### Required task
Copy the material that follows word for word and omit its pictures.

(Data records)
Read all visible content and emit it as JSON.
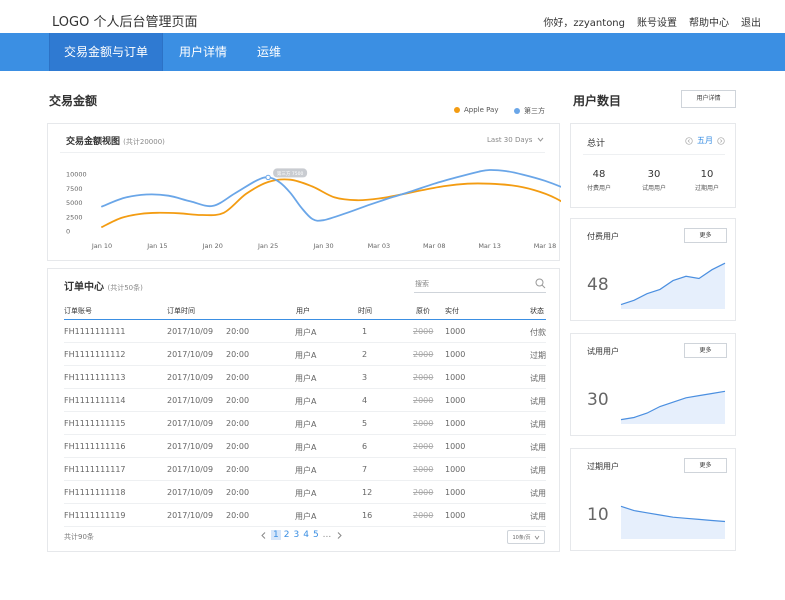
{
  "topbar": {
    "logo": "LOGO   个人后台管理页面",
    "links": [
      "你好，zzyantong",
      "账号设置",
      "帮助中心",
      "退出"
    ]
  },
  "nav": {
    "items": [
      "交易金额与订单",
      "用户详情",
      "运维"
    ],
    "active": 0
  },
  "trade": {
    "section_title": "交易金额",
    "legend": [
      {
        "name": "Apple Pay",
        "color": "#f39c12"
      },
      {
        "name": "第三方",
        "color": "#6aa6e8"
      }
    ],
    "chart_title": "交易金额视图",
    "chart_subtitle": "(共计20000)",
    "range_label": "Last 30 Days",
    "tooltip": "第三方 7500"
  },
  "chart_data": {
    "type": "line",
    "categories": [
      "Jan 10",
      "Jan 15",
      "Jan 20",
      "Jan 25",
      "Jan 30",
      "Mar 03",
      "Mar 08",
      "Mar 13",
      "Mar 18"
    ],
    "y_ticks": [
      10000,
      7500,
      5000,
      2500,
      0
    ],
    "ylim": [
      0,
      10000
    ],
    "series": [
      {
        "name": "Apple Pay",
        "color": "#f39c12",
        "x": [
          0,
          0.35,
          0.7,
          1.0,
          1.4,
          1.8,
          2.2,
          2.6,
          3.0,
          3.4,
          3.8,
          4.2,
          4.6,
          5.0,
          5.4,
          5.8,
          6.2,
          6.6,
          7.0,
          7.4,
          7.8,
          8.2,
          8.6,
          9.0
        ],
        "values": [
          700,
          2300,
          3000,
          3200,
          3100,
          2800,
          3200,
          6500,
          8600,
          9000,
          7800,
          5900,
          5400,
          5700,
          6400,
          7200,
          7900,
          8300,
          8300,
          8000,
          7200,
          5700,
          3200,
          -200
        ]
      },
      {
        "name": "第三方",
        "color": "#6aa6e8",
        "x": [
          0,
          0.4,
          0.8,
          1.2,
          1.6,
          2.0,
          2.4,
          2.8,
          3.0,
          3.2,
          3.4,
          3.6,
          3.8,
          4.0,
          4.4,
          4.8,
          5.2,
          5.6,
          6.0,
          6.4,
          6.8,
          7.0,
          7.3,
          7.6,
          8.0,
          8.4,
          8.7,
          9.0
        ],
        "values": [
          4300,
          5800,
          6400,
          6200,
          5200,
          4400,
          6600,
          8900,
          9400,
          8600,
          6700,
          4100,
          2100,
          1900,
          3100,
          4500,
          5800,
          7000,
          8300,
          9400,
          10400,
          10700,
          10500,
          9900,
          8800,
          7300,
          5900,
          4400
        ]
      }
    ]
  },
  "orders": {
    "title": "订单中心",
    "subtitle": "(共计50条)",
    "search_placeholder": "搜索",
    "columns": [
      "订单账号",
      "订单时间",
      "用户",
      "时间",
      "原价",
      "实付",
      "状态"
    ],
    "rows": [
      [
        "FH1111111111",
        "2017/10/09",
        "20:00",
        "用户A",
        "1",
        "2000",
        "1000",
        "付款"
      ],
      [
        "FH1111111112",
        "2017/10/09",
        "20:00",
        "用户A",
        "2",
        "2000",
        "1000",
        "过期"
      ],
      [
        "FH1111111113",
        "2017/10/09",
        "20:00",
        "用户A",
        "3",
        "2000",
        "1000",
        "试用"
      ],
      [
        "FH1111111114",
        "2017/10/09",
        "20:00",
        "用户A",
        "4",
        "2000",
        "1000",
        "试用"
      ],
      [
        "FH1111111115",
        "2017/10/09",
        "20:00",
        "用户A",
        "5",
        "2000",
        "1000",
        "试用"
      ],
      [
        "FH1111111116",
        "2017/10/09",
        "20:00",
        "用户A",
        "6",
        "2000",
        "1000",
        "试用"
      ],
      [
        "FH1111111117",
        "2017/10/09",
        "20:00",
        "用户A",
        "7",
        "2000",
        "1000",
        "试用"
      ],
      [
        "FH1111111118",
        "2017/10/09",
        "20:00",
        "用户A",
        "12",
        "2000",
        "1000",
        "试用"
      ],
      [
        "FH1111111119",
        "2017/10/09",
        "20:00",
        "用户A",
        "16",
        "2000",
        "1000",
        "试用"
      ]
    ],
    "total_label": "共计90条",
    "pages": [
      "1",
      "2",
      "3",
      "4",
      "5",
      "..."
    ],
    "current_page": "1",
    "page_size": "10条/页"
  },
  "users": {
    "section_title": "用户数目",
    "detail_button": "用户详情",
    "summary": {
      "title": "总计",
      "month": "五月",
      "stats": [
        {
          "value": "48",
          "label": "付费用户"
        },
        {
          "value": "30",
          "label": "试用用户"
        },
        {
          "value": "10",
          "label": "过期用户"
        }
      ]
    },
    "more_label": "更多",
    "cards": [
      {
        "title": "付费用户",
        "value": "48",
        "trend": [
          2,
          4,
          7,
          9,
          13,
          15,
          14,
          18,
          21
        ]
      },
      {
        "title": "试用用户",
        "value": "30",
        "trend": [
          2,
          3,
          5,
          8,
          10,
          12,
          13,
          14,
          15
        ]
      },
      {
        "title": "过期用户",
        "value": "10",
        "trend": [
          15,
          13,
          12,
          11,
          10,
          9.5,
          9,
          8.5,
          8
        ]
      }
    ]
  }
}
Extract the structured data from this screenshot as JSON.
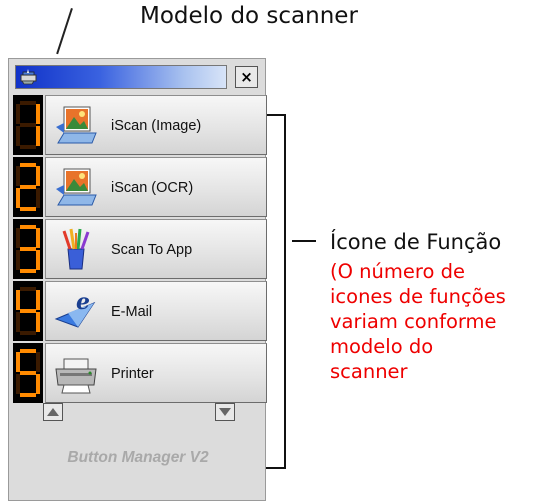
{
  "callouts": {
    "scanner_model": "Modelo do scanner",
    "function_icon": "Ícone de Função",
    "note_lines": [
      "(O número de",
      "icones de funções",
      "variam conforme",
      "modelo do",
      "scanner"
    ]
  },
  "window": {
    "close_label": "×",
    "footer_label": "Button Manager V2"
  },
  "buttons": [
    {
      "number": "1",
      "label": "iScan (Image)",
      "icon": "image-scan-icon"
    },
    {
      "number": "2",
      "label": "iScan (OCR)",
      "icon": "ocr-scan-icon"
    },
    {
      "number": "3",
      "label": "Scan To App",
      "icon": "paint-brushes-cup-icon"
    },
    {
      "number": "4",
      "label": "E-Mail",
      "icon": "email-e-icon"
    },
    {
      "number": "5",
      "label": "Printer",
      "icon": "printer-icon"
    }
  ],
  "colors": {
    "note_text": "#ee0000",
    "digit_segment": "#ff8a00",
    "title_gradient_start": "#1032c8"
  }
}
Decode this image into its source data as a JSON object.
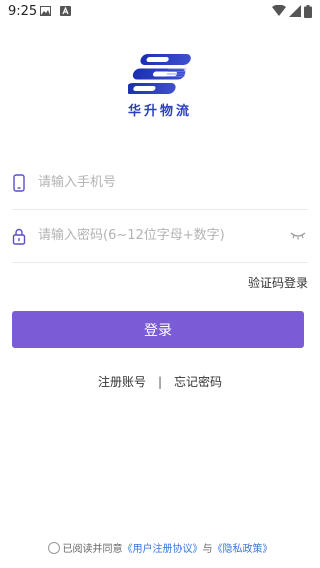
{
  "status": {
    "time": "9:25",
    "left_icons": [
      "image-icon",
      "font-a-icon"
    ],
    "right_icons": [
      "wifi-icon",
      "signal-icon",
      "battery-icon"
    ]
  },
  "brand": {
    "name": "华升物流",
    "color": "#2b3fbf"
  },
  "form": {
    "phone_placeholder": "请输入手机号",
    "password_placeholder": "请输入密码(6~12位字母+数字)",
    "sms_login_label": "验证码登录",
    "login_label": "登录"
  },
  "links": {
    "register_label": "注册账号",
    "separator": "|",
    "forgot_label": "忘记密码"
  },
  "agreement": {
    "prefix": "已阅读并同意",
    "user_agreement": "《用户注册协议》",
    "conjunction": "与",
    "privacy_policy": "《隐私政策》"
  },
  "colors": {
    "accent": "#7b5bd6",
    "link": "#3a76e0"
  }
}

### Written response
Read all visible content and emit it as JSON.
{
  "topbar": {
    "logo": "LOGO   个人后台管理页面",
    "links": [
      "你好，zzyantong",
      "账号设置",
      "帮助中心",
      "退出"
    ]
  },
  "nav": {
    "items": [
      "交易金额与订单",
      "用户详情",
      "运维"
    ],
    "active": 0
  },
  "trade": {
    "section_title": "交易金额",
    "legend": [
      {
        "name": "Apple Pay",
        "color": "#f39c12"
      },
      {
        "name": "第三方",
        "color": "#6aa6e8"
      }
    ],
    "chart_title": "交易金额视图",
    "chart_subtitle": "(共计20000)",
    "range_label": "Last 30 Days",
    "tooltip": "第三方 7500"
  },
  "chart_data": {
    "type": "line",
    "categories": [
      "Jan 10",
      "Jan 15",
      "Jan 20",
      "Jan 25",
      "Jan 30",
      "Mar 03",
      "Mar 08",
      "Mar 13",
      "Mar 18"
    ],
    "y_ticks": [
      10000,
      7500,
      5000,
      2500,
      0
    ],
    "ylim": [
      0,
      10000
    ],
    "series": [
      {
        "name": "Apple Pay",
        "color": "#f39c12",
        "x": [
          0,
          0.35,
          0.7,
          1.0,
          1.4,
          1.8,
          2.2,
          2.6,
          3.0,
          3.4,
          3.8,
          4.2,
          4.6,
          5.0,
          5.4,
          5.8,
          6.2,
          6.6,
          7.0,
          7.4,
          7.8,
          8.2,
          8.6,
          9.0
        ],
        "values": [
          700,
          2300,
          3000,
          3200,
          3100,
          2800,
          3200,
          6500,
          8600,
          9000,
          7800,
          5900,
          5400,
          5700,
          6400,
          7200,
          7900,
          8300,
          8300,
          8000,
          7200,
          5700,
          3200,
          -200
        ]
      },
      {
        "name": "第三方",
        "color": "#6aa6e8",
        "x": [
          0,
          0.4,
          0.8,
          1.2,
          1.6,
          2.0,
          2.4,
          2.8,
          3.0,
          3.2,
          3.4,
          3.6,
          3.8,
          4.0,
          4.4,
          4.8,
          5.2,
          5.6,
          6.0,
          6.4,
          6.8,
          7.0,
          7.3,
          7.6,
          8.0,
          8.4,
          8.7,
          9.0
        ],
        "values": [
          4300,
          5800,
          6400,
          6200,
          5200,
          4400,
          6600,
          8900,
          9400,
          8600,
          6700,
          4100,
          2100,
          1900,
          3100,
          4500,
          5800,
          7000,
          8300,
          9400,
          10400,
          10700,
          10500,
          9900,
          8800,
          7300,
          5900,
          4400
        ]
      }
    ]
  },
  "orders": {
    "title": "订单中心",
    "subtitle": "(共计50条)",
    "search_placeholder": "搜索",
    "columns": [
      "订单账号",
      "订单时间",
      "用户",
      "时间",
      "原价",
      "实付",
      "状态"
    ],
    "rows": [
      [
        "FH1111111111",
        "2017/10/09",
        "20:00",
        "用户A",
        "1",
        "2000",
        "1000",
        "付款"
      ],
      [
        "FH1111111112",
        "2017/10/09",
        "20:00",
        "用户A",
        "2",
        "2000",
        "1000",
        "过期"
      ],
      [
        "FH1111111113",
        "2017/10/09",
        "20:00",
        "用户A",
        "3",
        "2000",
        "1000",
        "试用"
      ],
      [
        "FH1111111114",
        "2017/10/09",
        "20:00",
        "用户A",
        "4",
        "2000",
        "1000",
        "试用"
      ],
      [
        "FH1111111115",
        "2017/10/09",
        "20:00",
        "用户A",
        "5",
        "2000",
        "1000",
        "试用"
      ],
      [
        "FH1111111116",
        "2017/10/09",
        "20:00",
        "用户A",
        "6",
        "2000",
        "1000",
        "试用"
      ],
      [
        "FH1111111117",
        "2017/10/09",
        "20:00",
        "用户A",
        "7",
        "2000",
        "1000",
        "试用"
      ],
      [
        "FH1111111118",
        "2017/10/09",
        "20:00",
        "用户A",
        "12",
        "2000",
        "1000",
        "试用"
      ],
      [
        "FH1111111119",
        "2017/10/09",
        "20:00",
        "用户A",
        "16",
        "2000",
        "1000",
        "试用"
      ]
    ],
    "total_label": "共计90条",
    "pages": [
      "1",
      "2",
      "3",
      "4",
      "5",
      "..."
    ],
    "current_page": "1",
    "page_size": "10条/页"
  },
  "users": {
    "section_title": "用户数目",
    "detail_button": "用户详情",
    "summary": {
      "title": "总计",
      "month": "五月",
      "stats": [
        {
          "value": "48",
          "label": "付费用户"
        },
        {
          "value": "30",
          "label": "试用用户"
        },
        {
          "value": "10",
          "label": "过期用户"
        }
      ]
    },
    "more_label": "更多",
    "cards": [
      {
        "title": "付费用户",
        "value": "48",
        "trend": [
          2,
          4,
          7,
          9,
          13,
          15,
          14,
          18,
          21
        ]
      },
      {
        "title": "试用用户",
        "value": "30",
        "trend": [
          2,
          3,
          5,
          8,
          10,
          12,
          13,
          14,
          15
        ]
      },
      {
        "title": "过期用户",
        "value": "10",
        "trend": [
          15,
          13,
          12,
          11,
          10,
          9.5,
          9,
          8.5,
          8
        ]
      }
    ]
  }
}
Extract the structured data from this screenshot as JSON.
{
  "callouts": {
    "scanner_model": "Modelo do scanner",
    "function_icon": "Ícone de Função",
    "note_lines": [
      "(O número de",
      "icones de funções",
      "variam conforme",
      "modelo do",
      "scanner"
    ]
  },
  "window": {
    "close_label": "×",
    "footer_label": "Button Manager V2"
  },
  "buttons": [
    {
      "number": "1",
      "label": "iScan (Image)",
      "icon": "image-scan-icon"
    },
    {
      "number": "2",
      "label": "iScan (OCR)",
      "icon": "ocr-scan-icon"
    },
    {
      "number": "3",
      "label": "Scan To App",
      "icon": "paint-brushes-cup-icon"
    },
    {
      "number": "4",
      "label": "E-Mail",
      "icon": "email-e-icon"
    },
    {
      "number": "5",
      "label": "Printer",
      "icon": "printer-icon"
    }
  ],
  "colors": {
    "note_text": "#ee0000",
    "digit_segment": "#ff8a00",
    "title_gradient_start": "#1032c8"
  }
}
Decode this image into its source data as a JSON object.
{
  "status": {
    "time": "9:25",
    "left_icons": [
      "image-icon",
      "font-a-icon"
    ],
    "right_icons": [
      "wifi-icon",
      "signal-icon",
      "battery-icon"
    ]
  },
  "brand": {
    "name": "华升物流",
    "color": "#2b3fbf"
  },
  "form": {
    "phone_placeholder": "请输入手机号",
    "password_placeholder": "请输入密码(6~12位字母+数字)",
    "sms_login_label": "验证码登录",
    "login_label": "登录"
  },
  "links": {
    "register_label": "注册账号",
    "separator": "|",
    "forgot_label": "忘记密码"
  },
  "agreement": {
    "prefix": "已阅读并同意",
    "user_agreement": "《用户注册协议》",
    "conjunction": "与",
    "privacy_policy": "《隐私政策》"
  },
  "colors": {
    "accent": "#7b5bd6",
    "link": "#3a76e0"
  }
}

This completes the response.